╭──

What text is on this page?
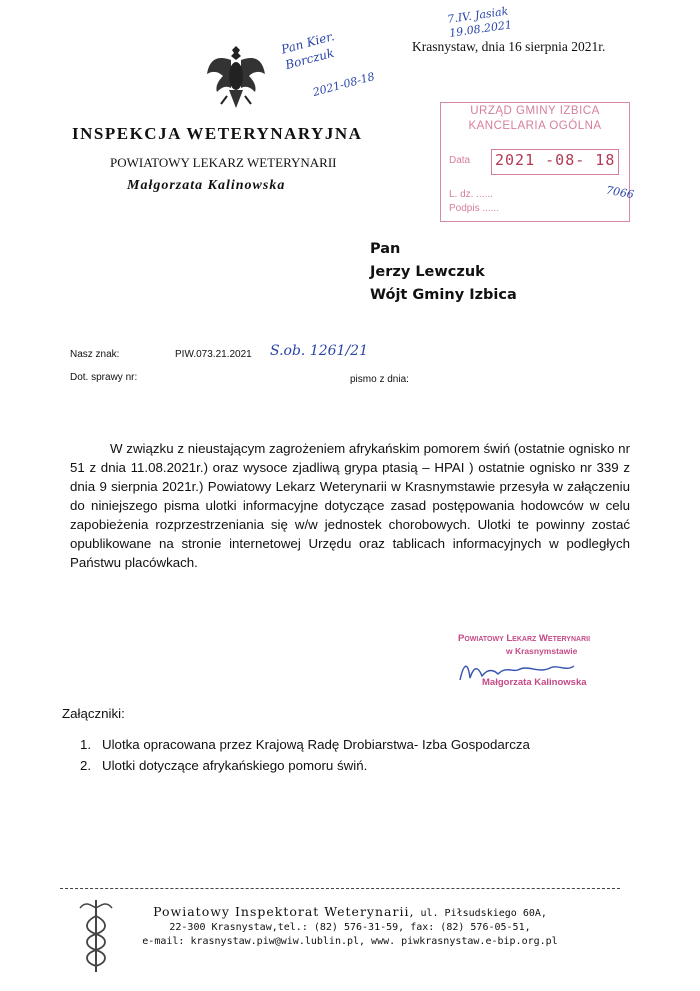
Krasnystaw, dnia 16 sierpnia 2021r.
INSPEKCJA WETERYNARYJNA
POWIATOWY LEKARZ WETERYNARII
Małgorzata Kalinowska
URZĄD GMINY IZBICA
KANCELARIA OGÓLNA
Data 2021 -08- 18
L. dz. ......
Podpis ......
Pan Kier. Borczuk
2021-08-18
7.IV. Jasiak 19.08.2021
7066
Pan
Jerzy Lewczuk
Wójt Gminy Izbica
Nasz znak:	PIW.073.21.2021 S.ob. 1261/21
Dot. sprawy nr:	pismo z dnia:

W związku z nieustającym zagrożeniem afrykańskim pomorem świń (ostatnie ognisko nr 51 z dnia 11.08.2021r.) oraz wysoce zjadliwą grypa ptasią – HPAI ) ostatnie ognisko nr 339 z dnia 9 sierpnia 2021r.) Powiatowy Lekarz Weterynarii w Krasnymstawie przesyła w załączeniu do niniejszego pisma ulotki informacyjne dotyczące zasad postępowania hodowców w celu zapobieżenia rozprzestrzeniania się w/w jednostek chorobowych. Ulotki te powinny zostać opublikowane na stronie internetowej Urzędu oraz tablicach informacyjnych w podległych Państwu placówkach.

Powiatowy Lekarz Weterynarii
w Krasnymstawie
Małgorzata Kalinowska
Załączniki:
1. Ulotka opracowana przez Krajową Radę Drobiarstwa- Izba Gospodarcza
2. Ulotki dotyczące afrykańskiego pomoru świń.
Powiatowy Inspektorat Weterynarii, ul. Piłsudskiego 60A,
22-300 Krasnystaw,tel.: (82) 576-31-59, fax: (82) 576-05-51,
e-mail: krasnystaw.piw@wiw.lublin.pl, www. piwkrasnystaw.e-bip.org.pl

╰──

- The task: The entries above are to be returned exactly, without their pictures.

- Task solution:
What text is on this page?
Krasnystaw, dnia 16 sierpnia 2021r.
INSPEKCJA WETERYNARYJNA
POWIATOWY LEKARZ WETERYNARII
Małgorzata Kalinowska
URZĄD GMINY IZBICA
KANCELARIA OGÓLNA
Data 2021 -08- 18
L. dz. ......
Podpis ......
Pan Kier. Borczuk
2021-08-18
7.IV. Jasiak 19.08.2021
7066
Pan
Jerzy Lewczuk
Wójt Gminy Izbica
Nasz znak:	PIW.073.21.2021 S.ob. 1261/21
Dot. sprawy nr:	pismo z dnia:

W związku z nieustającym zagrożeniem afrykańskim pomorem świń (ostatnie ognisko nr 51 z dnia 11.08.2021r.) oraz wysoce zjadliwą grypa ptasią – HPAI ) ostatnie ognisko nr 339 z dnia 9 sierpnia 2021r.) Powiatowy Lekarz Weterynarii w Krasnymstawie przesyła w załączeniu do niniejszego pisma ulotki informacyjne dotyczące zasad postępowania hodowców w celu zapobieżenia rozprzestrzeniania się w/w jednostek chorobowych. Ulotki te powinny zostać opublikowane na stronie internetowej Urzędu oraz tablicach informacyjnych w podległych Państwu placówkach.

Powiatowy Lekarz Weterynarii
w Krasnymstawie
Małgorzata Kalinowska
Załączniki:
1. Ulotka opracowana przez Krajową Radę Drobiarstwa- Izba Gospodarcza
2. Ulotki dotyczące afrykańskiego pomoru świń.
Powiatowy Inspektorat Weterynarii, ul. Piłsudskiego 60A,
22-300 Krasnystaw,tel.: (82) 576-31-59, fax: (82) 576-05-51,
e-mail: krasnystaw.piw@wiw.lublin.pl, www. piwkrasnystaw.e-bip.org.pl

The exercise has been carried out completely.